[Entries taken from a collection]
____________

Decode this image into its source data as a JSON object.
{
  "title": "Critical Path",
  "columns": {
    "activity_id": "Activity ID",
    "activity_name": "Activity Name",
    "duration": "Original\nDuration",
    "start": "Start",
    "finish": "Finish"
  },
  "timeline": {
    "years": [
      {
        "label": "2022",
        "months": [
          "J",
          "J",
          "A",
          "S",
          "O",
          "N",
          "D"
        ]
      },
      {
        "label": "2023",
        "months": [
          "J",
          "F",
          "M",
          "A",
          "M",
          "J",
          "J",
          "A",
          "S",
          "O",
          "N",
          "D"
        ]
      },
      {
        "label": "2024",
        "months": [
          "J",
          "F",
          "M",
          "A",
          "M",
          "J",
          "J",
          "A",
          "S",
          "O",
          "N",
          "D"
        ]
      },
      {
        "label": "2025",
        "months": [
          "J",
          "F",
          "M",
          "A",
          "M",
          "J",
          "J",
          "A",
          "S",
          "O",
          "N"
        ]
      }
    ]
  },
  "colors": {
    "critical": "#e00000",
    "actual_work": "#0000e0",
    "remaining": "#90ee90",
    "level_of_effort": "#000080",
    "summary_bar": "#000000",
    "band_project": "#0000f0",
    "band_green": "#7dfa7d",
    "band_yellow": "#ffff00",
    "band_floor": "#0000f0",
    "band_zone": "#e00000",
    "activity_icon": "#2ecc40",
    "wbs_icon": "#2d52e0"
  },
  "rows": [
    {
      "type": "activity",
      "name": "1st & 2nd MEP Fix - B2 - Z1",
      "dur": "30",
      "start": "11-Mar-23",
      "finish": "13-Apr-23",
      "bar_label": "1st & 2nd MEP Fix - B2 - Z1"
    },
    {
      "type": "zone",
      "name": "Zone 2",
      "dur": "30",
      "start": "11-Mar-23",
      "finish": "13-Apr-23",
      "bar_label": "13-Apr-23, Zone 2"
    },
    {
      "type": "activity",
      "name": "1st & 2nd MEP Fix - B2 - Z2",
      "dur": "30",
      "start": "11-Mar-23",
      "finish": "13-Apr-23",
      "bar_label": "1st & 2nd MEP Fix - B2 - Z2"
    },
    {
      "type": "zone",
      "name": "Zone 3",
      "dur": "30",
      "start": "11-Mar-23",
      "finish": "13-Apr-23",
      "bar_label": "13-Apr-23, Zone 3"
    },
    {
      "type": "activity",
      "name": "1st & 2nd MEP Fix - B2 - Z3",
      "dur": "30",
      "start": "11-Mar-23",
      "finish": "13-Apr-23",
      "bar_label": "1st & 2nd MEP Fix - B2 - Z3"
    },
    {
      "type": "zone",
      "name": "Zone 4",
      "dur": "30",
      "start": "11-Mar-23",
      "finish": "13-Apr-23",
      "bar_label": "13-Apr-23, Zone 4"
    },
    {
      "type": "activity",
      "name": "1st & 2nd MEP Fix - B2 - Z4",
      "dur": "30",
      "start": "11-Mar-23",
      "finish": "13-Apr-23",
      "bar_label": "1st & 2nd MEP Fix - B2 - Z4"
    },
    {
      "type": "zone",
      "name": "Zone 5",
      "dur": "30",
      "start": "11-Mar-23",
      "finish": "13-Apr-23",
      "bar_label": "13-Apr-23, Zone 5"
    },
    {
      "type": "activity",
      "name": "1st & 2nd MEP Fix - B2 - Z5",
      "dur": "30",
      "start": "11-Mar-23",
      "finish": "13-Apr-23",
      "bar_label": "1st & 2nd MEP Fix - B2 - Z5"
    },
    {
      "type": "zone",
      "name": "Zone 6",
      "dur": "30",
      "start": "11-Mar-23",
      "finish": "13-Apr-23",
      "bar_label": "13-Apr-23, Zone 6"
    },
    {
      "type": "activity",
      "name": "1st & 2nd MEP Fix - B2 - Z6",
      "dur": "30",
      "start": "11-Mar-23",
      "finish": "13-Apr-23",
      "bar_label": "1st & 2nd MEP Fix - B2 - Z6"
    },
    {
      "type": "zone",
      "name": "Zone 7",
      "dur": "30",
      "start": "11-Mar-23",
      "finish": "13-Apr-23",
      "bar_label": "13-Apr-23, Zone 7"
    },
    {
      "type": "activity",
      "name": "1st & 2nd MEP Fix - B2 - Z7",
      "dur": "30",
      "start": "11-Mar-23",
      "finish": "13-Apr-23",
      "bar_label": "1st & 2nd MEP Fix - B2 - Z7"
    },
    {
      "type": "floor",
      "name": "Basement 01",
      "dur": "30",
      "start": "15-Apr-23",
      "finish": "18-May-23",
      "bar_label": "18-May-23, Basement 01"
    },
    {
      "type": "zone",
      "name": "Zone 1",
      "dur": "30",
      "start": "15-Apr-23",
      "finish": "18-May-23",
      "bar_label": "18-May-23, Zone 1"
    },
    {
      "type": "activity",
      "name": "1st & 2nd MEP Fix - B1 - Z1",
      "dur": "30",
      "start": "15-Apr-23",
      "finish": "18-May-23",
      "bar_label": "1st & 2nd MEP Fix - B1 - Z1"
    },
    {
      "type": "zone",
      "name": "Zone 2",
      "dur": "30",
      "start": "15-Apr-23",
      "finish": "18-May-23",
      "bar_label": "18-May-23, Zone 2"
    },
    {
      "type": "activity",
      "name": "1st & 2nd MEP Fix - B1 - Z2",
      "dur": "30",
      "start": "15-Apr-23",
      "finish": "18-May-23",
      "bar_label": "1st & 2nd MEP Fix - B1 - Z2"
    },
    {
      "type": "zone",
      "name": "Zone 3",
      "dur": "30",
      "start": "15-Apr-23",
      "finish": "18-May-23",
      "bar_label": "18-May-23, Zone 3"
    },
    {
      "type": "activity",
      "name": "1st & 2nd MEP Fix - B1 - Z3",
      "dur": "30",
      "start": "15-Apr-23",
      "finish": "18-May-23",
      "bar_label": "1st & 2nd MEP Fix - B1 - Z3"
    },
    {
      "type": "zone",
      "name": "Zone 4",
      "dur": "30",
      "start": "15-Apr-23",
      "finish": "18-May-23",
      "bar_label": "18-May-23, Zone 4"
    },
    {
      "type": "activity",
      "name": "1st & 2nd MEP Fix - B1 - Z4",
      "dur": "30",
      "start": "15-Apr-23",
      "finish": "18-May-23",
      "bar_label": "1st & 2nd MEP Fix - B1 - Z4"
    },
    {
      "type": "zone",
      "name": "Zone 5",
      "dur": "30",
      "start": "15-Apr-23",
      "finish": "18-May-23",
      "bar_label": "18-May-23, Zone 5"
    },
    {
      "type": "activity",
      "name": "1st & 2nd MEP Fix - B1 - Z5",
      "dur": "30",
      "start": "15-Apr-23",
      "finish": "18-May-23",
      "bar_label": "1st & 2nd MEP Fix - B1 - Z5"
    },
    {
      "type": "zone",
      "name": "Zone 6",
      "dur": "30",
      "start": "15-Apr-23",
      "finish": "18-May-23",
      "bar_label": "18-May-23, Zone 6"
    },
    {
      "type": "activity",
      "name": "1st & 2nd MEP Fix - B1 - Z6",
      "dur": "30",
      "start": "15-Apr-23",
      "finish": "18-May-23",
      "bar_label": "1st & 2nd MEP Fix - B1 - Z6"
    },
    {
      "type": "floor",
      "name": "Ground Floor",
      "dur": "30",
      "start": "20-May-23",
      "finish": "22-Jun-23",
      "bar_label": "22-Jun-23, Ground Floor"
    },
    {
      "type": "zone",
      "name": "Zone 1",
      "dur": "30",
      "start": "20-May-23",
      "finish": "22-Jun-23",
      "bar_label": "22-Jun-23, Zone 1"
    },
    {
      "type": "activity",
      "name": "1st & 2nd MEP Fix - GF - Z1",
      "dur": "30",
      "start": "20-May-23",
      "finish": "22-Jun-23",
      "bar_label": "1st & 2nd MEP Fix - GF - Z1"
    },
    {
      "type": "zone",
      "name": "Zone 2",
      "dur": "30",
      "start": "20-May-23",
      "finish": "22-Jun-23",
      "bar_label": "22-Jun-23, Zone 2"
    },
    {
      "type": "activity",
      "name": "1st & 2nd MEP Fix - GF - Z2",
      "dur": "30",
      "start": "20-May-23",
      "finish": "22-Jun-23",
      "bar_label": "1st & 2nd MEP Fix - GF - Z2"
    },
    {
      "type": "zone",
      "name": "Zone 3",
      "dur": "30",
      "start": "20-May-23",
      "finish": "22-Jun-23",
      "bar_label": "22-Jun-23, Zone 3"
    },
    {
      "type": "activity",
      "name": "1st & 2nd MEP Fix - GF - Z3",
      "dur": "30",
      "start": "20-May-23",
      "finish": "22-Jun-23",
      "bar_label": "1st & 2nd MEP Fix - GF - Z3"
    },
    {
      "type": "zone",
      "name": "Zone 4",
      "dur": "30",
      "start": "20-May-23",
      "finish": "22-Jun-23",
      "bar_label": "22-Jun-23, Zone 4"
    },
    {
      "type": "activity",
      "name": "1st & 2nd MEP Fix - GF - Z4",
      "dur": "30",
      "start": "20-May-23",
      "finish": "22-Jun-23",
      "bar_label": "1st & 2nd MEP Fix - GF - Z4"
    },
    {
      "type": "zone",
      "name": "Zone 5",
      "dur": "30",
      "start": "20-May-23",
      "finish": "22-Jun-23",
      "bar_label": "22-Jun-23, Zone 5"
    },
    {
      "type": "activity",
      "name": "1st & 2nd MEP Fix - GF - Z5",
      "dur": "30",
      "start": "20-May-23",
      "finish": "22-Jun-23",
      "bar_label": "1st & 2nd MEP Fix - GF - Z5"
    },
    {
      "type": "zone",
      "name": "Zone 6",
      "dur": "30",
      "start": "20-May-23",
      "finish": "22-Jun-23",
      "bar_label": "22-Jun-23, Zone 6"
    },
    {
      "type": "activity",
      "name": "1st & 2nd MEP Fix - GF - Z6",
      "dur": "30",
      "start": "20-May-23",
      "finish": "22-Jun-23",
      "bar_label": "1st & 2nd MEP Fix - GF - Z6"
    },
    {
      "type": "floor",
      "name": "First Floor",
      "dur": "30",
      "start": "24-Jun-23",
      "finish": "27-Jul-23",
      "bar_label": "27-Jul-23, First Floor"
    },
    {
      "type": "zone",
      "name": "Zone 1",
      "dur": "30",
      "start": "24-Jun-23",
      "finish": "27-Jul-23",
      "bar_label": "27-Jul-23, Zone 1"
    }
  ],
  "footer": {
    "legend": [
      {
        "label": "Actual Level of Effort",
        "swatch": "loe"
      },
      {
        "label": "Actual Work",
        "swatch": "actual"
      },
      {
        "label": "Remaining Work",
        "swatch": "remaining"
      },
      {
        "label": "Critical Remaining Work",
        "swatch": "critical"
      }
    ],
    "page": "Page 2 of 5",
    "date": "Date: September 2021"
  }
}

____________

**Challenge**. Choose all lines containing the string "Ground" and copy them out.

**Problem solution**.
      "name": "Ground Floor",
      "bar_label": "22-Jun-23, Ground Floor"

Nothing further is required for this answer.